+++ Provided material +++

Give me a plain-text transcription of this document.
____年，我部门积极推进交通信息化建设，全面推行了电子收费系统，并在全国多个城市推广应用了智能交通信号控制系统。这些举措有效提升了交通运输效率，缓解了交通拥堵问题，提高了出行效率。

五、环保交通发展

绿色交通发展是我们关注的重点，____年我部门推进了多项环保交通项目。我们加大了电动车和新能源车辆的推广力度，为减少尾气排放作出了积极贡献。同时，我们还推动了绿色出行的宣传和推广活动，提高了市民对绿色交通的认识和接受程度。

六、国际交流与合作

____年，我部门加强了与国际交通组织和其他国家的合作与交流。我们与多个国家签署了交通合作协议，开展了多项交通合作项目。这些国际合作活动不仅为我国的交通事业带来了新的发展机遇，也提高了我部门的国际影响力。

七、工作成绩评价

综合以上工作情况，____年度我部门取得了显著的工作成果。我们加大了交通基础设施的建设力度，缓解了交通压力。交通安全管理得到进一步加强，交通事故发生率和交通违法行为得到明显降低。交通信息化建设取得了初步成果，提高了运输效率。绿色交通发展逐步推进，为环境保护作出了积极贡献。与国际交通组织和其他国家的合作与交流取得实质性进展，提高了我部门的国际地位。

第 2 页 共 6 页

+++

Exercise directions
Each line of the material must be restated exactly.

Solution for this task
Give me a plain-text transcription of this document.
____年，我部门积极推进交通信息化建设，全面推行了电子收费系统，并在全国多个城市推广应用了智能交通信号控制系统。这些举措有效提升了交通运输效率，缓解了交通拥堵问题，提高了出行效率。

五、环保交通发展

绿色交通发展是我们关注的重点，____年我部门推进了多项环保交通项目。我们加大了电动车和新能源车辆的推广力度，为减少尾气排放作出了积极贡献。同时，我们还推动了绿色出行的宣传和推广活动，提高了市民对绿色交通的认识和接受程度。

六、国际交流与合作

____年，我部门加强了与国际交通组织和其他国家的合作与交流。我们与多个国家签署了交通合作协议，开展了多项交通合作项目。这些国际合作活动不仅为我国的交通事业带来了新的发展机遇，也提高了我部门的国际影响力。

七、工作成绩评价

综合以上工作情况，____年度我部门取得了显著的工作成果。我们加大了交通基础设施的建设力度，缓解了交通压力。交通安全管理得到进一步加强，交通事故发生率和交通违法行为得到明显降低。交通信息化建设取得了初步成果，提高了运输效率。绿色交通发展逐步推进，为环境保护作出了积极贡献。与国际交通组织和其他国家的合作与交流取得实质性进展，提高了我部门的国际地位。

第 2 页 共 6 页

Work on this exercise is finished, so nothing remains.